WHAT THIS TASK INVOLVES:
Pull out each line of the records holding the string "อไปน".

Entries taken from a collection:
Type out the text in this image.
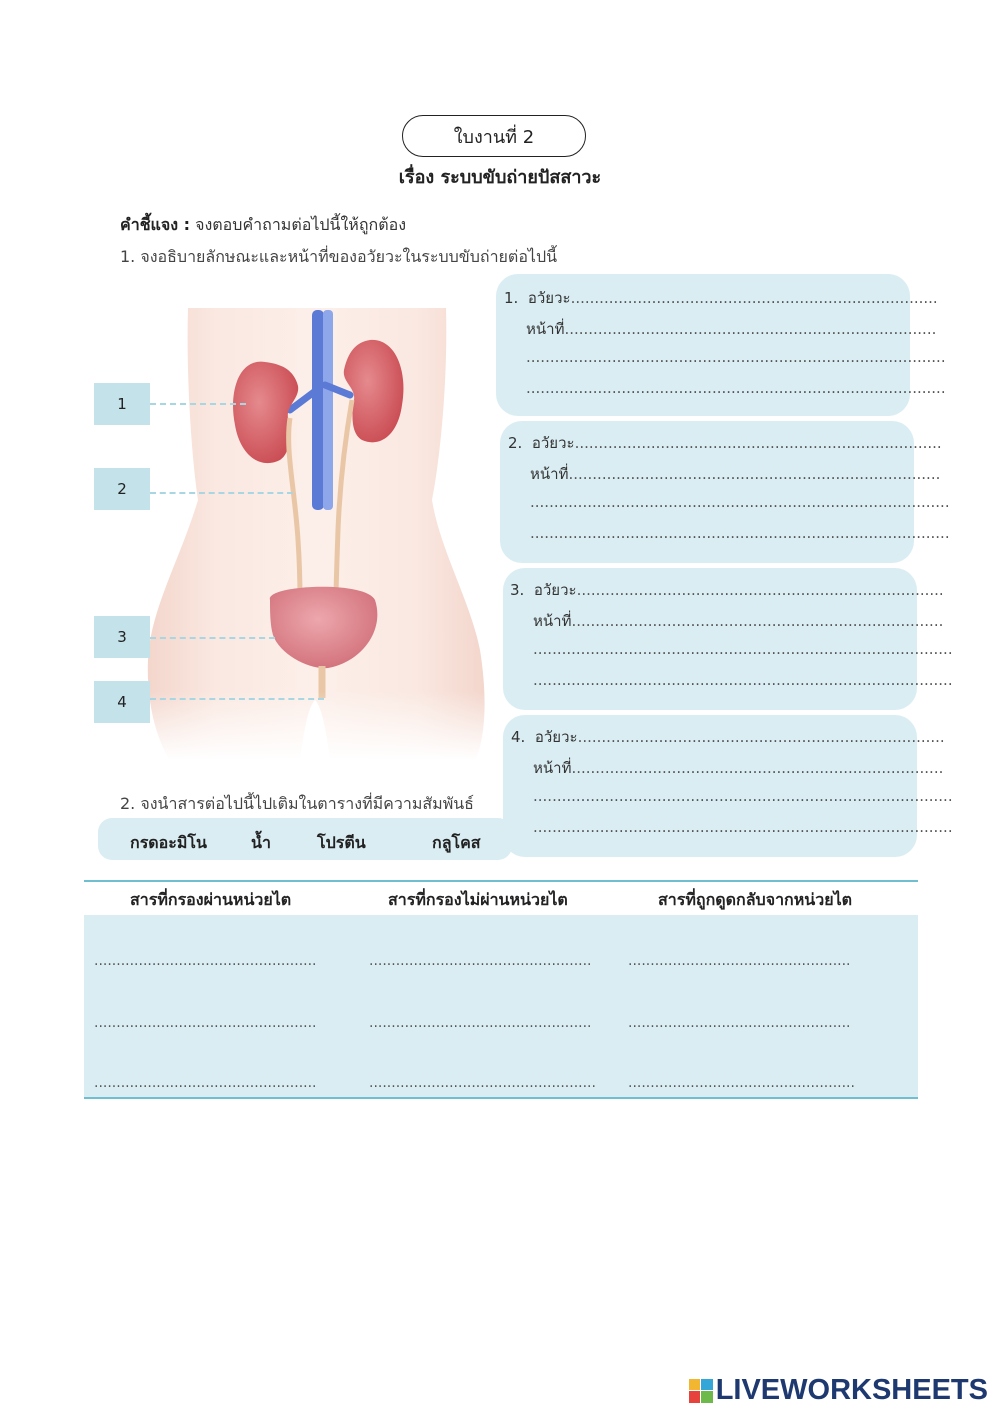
ใบงานที่ 2
เรื่อง ระบบขับถ่ายปัสสาวะ
คำชี้แจง : จงตอบคำถามต่อไปนี้ให้ถูกต้อง
1. จงอธิบายลักษณะและหน้าที่ของอวัยวะในระบบขับถ่ายต่อไปนี้
1
2
3
4
1. อวัยวะ.............................................................................
หน้าที่..............................................................................
........................................................................................
........................................................................................
2. อวัยวะ.............................................................................
หน้าที่..............................................................................
........................................................................................
........................................................................................
3. อวัยวะ.............................................................................
หน้าที่..............................................................................
........................................................................................
........................................................................................
4. อวัยวะ.............................................................................
หน้าที่..............................................................................
........................................................................................
........................................................................................
2. จงนำสารต่อไปนี้ไปเติมในตารางที่มีความสัมพันธ์
กรดอะมิโน	น้ำ	โปรตีน	กลูโคส
สารที่กรองผ่านหน่วยไต	สารที่กรองไม่ผ่านหน่วยไต	สารที่ถูกดูดกลับจากหน่วยไต
..................................................	..................................................	..................................................
..................................................	..................................................	..................................................
..................................................	................................................... ...................................................
LIVEWORKSHEETS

EXERCISE SOLUTION:
คำชี้แจง : จงตอบคำถามต่อไปนี้ให้ถูกต้อง
1. จงอธิบายลักษณะและหน้าที่ของอวัยวะในระบบขับถ่ายต่อไปนี้
2. จงนำสารต่อไปนี้ไปเติมในตารางที่มีความสัมพันธ์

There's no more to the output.